↓↓↓
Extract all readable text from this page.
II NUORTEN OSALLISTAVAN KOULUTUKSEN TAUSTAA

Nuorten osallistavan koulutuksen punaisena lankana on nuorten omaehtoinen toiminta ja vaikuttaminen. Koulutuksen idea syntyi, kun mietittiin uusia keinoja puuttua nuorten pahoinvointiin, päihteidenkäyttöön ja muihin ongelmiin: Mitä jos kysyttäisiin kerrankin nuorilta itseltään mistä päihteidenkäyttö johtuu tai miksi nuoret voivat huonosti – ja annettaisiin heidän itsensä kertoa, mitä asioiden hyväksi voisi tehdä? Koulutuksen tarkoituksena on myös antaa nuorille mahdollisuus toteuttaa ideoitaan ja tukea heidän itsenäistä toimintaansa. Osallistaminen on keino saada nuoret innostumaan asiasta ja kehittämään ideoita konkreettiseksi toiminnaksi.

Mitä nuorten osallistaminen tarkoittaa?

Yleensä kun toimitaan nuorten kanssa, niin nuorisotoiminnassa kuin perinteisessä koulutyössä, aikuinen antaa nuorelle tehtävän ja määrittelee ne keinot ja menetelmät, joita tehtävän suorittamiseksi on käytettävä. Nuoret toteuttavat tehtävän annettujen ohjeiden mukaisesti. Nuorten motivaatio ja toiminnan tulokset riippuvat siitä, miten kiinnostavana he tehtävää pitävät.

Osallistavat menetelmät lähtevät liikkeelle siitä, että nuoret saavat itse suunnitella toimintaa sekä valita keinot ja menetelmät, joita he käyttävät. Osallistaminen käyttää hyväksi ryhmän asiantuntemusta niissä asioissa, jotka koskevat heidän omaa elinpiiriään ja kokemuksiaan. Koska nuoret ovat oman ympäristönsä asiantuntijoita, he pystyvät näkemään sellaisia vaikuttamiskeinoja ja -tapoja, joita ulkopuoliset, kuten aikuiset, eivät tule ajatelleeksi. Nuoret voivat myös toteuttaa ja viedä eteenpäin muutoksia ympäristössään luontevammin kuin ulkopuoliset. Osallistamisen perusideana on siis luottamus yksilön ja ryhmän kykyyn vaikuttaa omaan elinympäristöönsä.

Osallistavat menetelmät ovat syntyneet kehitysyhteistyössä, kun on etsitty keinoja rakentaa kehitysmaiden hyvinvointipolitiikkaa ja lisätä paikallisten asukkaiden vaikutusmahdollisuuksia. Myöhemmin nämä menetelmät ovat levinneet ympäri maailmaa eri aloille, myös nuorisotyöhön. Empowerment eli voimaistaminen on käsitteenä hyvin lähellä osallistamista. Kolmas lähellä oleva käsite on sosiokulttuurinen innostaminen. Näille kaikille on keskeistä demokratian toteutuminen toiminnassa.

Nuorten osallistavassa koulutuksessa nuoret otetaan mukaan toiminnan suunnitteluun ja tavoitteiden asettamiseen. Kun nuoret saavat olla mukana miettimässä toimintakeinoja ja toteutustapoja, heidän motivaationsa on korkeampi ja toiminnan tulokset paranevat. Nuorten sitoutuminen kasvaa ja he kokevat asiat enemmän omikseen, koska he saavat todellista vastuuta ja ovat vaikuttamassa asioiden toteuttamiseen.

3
↑↑↑
Restate the whole listing exactly.

ANSWER TO THIS EXERCISE>
Extract all readable text from this page.
II NUORTEN OSALLISTAVAN KOULUTUKSEN TAUSTAA

Nuorten osallistavan koulutuksen punaisena lankana on nuorten omaehtoinen toiminta ja vaikuttaminen. Koulutuksen idea syntyi, kun mietittiin uusia keinoja puuttua nuorten pahoinvointiin, päihteidenkäyttöön ja muihin ongelmiin: Mitä jos kysyttäisiin kerrankin nuorilta itseltään mistä päihteidenkäyttö johtuu tai miksi nuoret voivat huonosti – ja annettaisiin heidän itsensä kertoa, mitä asioiden hyväksi voisi tehdä? Koulutuksen tarkoituksena on myös antaa nuorille mahdollisuus toteuttaa ideoitaan ja tukea heidän itsenäistä toimintaansa. Osallistaminen on keino saada nuoret innostumaan asiasta ja kehittämään ideoita konkreettiseksi toiminnaksi.

Mitä nuorten osallistaminen tarkoittaa?

Yleensä kun toimitaan nuorten kanssa, niin nuorisotoiminnassa kuin perinteisessä koulutyössä, aikuinen antaa nuorelle tehtävän ja määrittelee ne keinot ja menetelmät, joita tehtävän suorittamiseksi on käytettävä. Nuoret toteuttavat tehtävän annettujen ohjeiden mukaisesti. Nuorten motivaatio ja toiminnan tulokset riippuvat siitä, miten kiinnostavana he tehtävää pitävät.

Osallistavat menetelmät lähtevät liikkeelle siitä, että nuoret saavat itse suunnitella toimintaa sekä valita keinot ja menetelmät, joita he käyttävät. Osallistaminen käyttää hyväksi ryhmän asiantuntemusta niissä asioissa, jotka koskevat heidän omaa elinpiiriään ja kokemuksiaan. Koska nuoret ovat oman ympäristönsä asiantuntijoita, he pystyvät näkemään sellaisia vaikuttamiskeinoja ja -tapoja, joita ulkopuoliset, kuten aikuiset, eivät tule ajatelleeksi. Nuoret voivat myös toteuttaa ja viedä eteenpäin muutoksia ympäristössään luontevammin kuin ulkopuoliset. Osallistamisen perusideana on siis luottamus yksilön ja ryhmän kykyyn vaikuttaa omaan elinympäristöönsä.

Osallistavat menetelmät ovat syntyneet kehitysyhteistyössä, kun on etsitty keinoja rakentaa kehitysmaiden hyvinvointipolitiikkaa ja lisätä paikallisten asukkaiden vaikutusmahdollisuuksia. Myöhemmin nämä menetelmät ovat levinneet ympäri maailmaa eri aloille, myös nuorisotyöhön. Empowerment eli voimaistaminen on käsitteenä hyvin lähellä osallistamista. Kolmas lähellä oleva käsite on sosiokulttuurinen innostaminen. Näille kaikille on keskeistä demokratian toteutuminen toiminnassa.

Nuorten osallistavassa koulutuksessa nuoret otetaan mukaan toiminnan suunnitteluun ja tavoitteiden asettamiseen. Kun nuoret saavat olla mukana miettimässä toimintakeinoja ja toteutustapoja, heidän motivaationsa on korkeampi ja toiminnan tulokset paranevat. Nuorten sitoutuminen kasvaa ja he kokevat asiat enemmän omikseen, koska he saavat todellista vastuuta ja ovat vaikuttamassa asioiden toteuttamiseen.

3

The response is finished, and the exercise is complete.